Your objective:
Filter the records below down to lines containing "Names".

Input for this task:
- - - -

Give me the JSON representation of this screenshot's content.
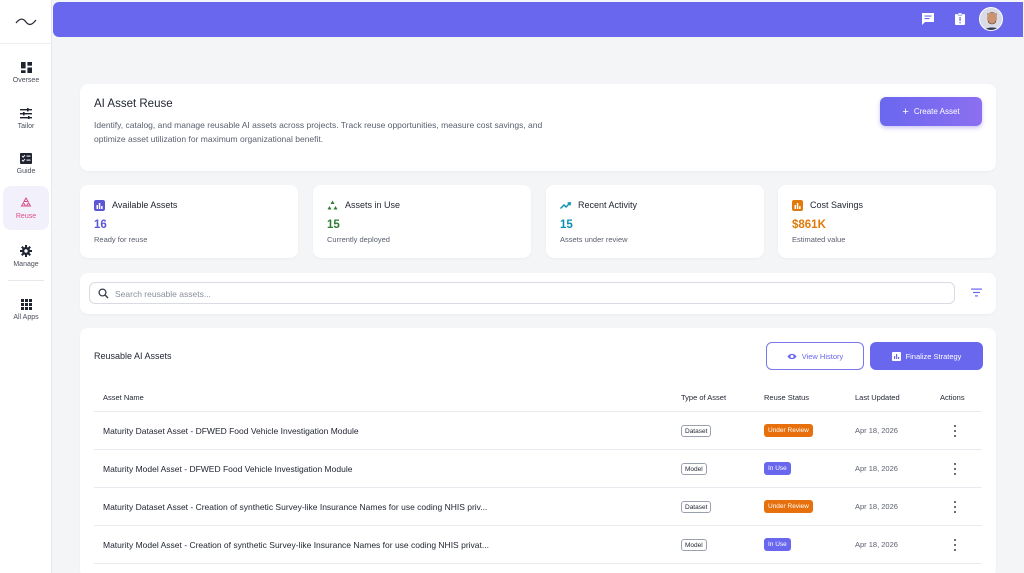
{
  "sidebar": {
    "items": [
      {
        "label": "Oversee"
      },
      {
        "label": "Tailor"
      },
      {
        "label": "Guide"
      },
      {
        "label": "Reuse"
      },
      {
        "label": "Manage"
      },
      {
        "label": "All Apps"
      }
    ],
    "active": "Reuse"
  },
  "header": {
    "title": "AI Asset Reuse",
    "description": "Identify, catalog, and manage reusable AI assets across projects. Track reuse opportunities, measure cost savings, and optimize asset utilization for maximum organizational benefit.",
    "create_label": "Create Asset"
  },
  "stats": [
    {
      "title": "Available Assets",
      "value": "16",
      "sub": "Ready for reuse",
      "color": "#5b57d6"
    },
    {
      "title": "Assets in Use",
      "value": "15",
      "sub": "Currently deployed",
      "color": "#2e7d32"
    },
    {
      "title": "Recent Activity",
      "value": "15",
      "sub": "Assets under review",
      "color": "#0b8fb3"
    },
    {
      "title": "Cost Savings",
      "value": "$861K",
      "sub": "Estimated value",
      "color": "#e07a0a"
    }
  ],
  "search": {
    "placeholder": "Search reusable assets..."
  },
  "table": {
    "title": "Reusable AI Assets",
    "view_history_label": "View History",
    "finalize_label": "Finalize Strategy",
    "columns": [
      "Asset Name",
      "Type of Asset",
      "Reuse Status",
      "Last Updated",
      "Actions"
    ],
    "rows": [
      {
        "name": "Maturity Dataset Asset - DFWED Food Vehicle Investigation Module",
        "type": "Dataset",
        "status": "Under Review",
        "date": "Apr 18, 2026"
      },
      {
        "name": "Maturity Model Asset - DFWED Food Vehicle Investigation Module",
        "type": "Model",
        "status": "In Use",
        "date": "Apr 18, 2026"
      },
      {
        "name": "Maturity Dataset Asset - Creation of synthetic Survey-like Insurance Names for use coding NHIS priv...",
        "type": "Dataset",
        "status": "Under Review",
        "date": "Apr 18, 2026"
      },
      {
        "name": "Maturity Model Asset - Creation of synthetic Survey-like Insurance Names for use coding NHIS privat...",
        "type": "Model",
        "status": "In Use",
        "date": "Apr 18, 2026"
      }
    ]
  },
  "colors": {
    "accent": "#6a67ef",
    "under_review": "#e8700c",
    "in_use": "#6a67ef"
  }
}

- - - -

Expected output:
        "name": "Maturity Dataset Asset - Creation of synthetic Survey-like Insurance Names for use coding NHIS priv...",
        "name": "Maturity Model Asset - Creation of synthetic Survey-like Insurance Names for use coding NHIS privat...",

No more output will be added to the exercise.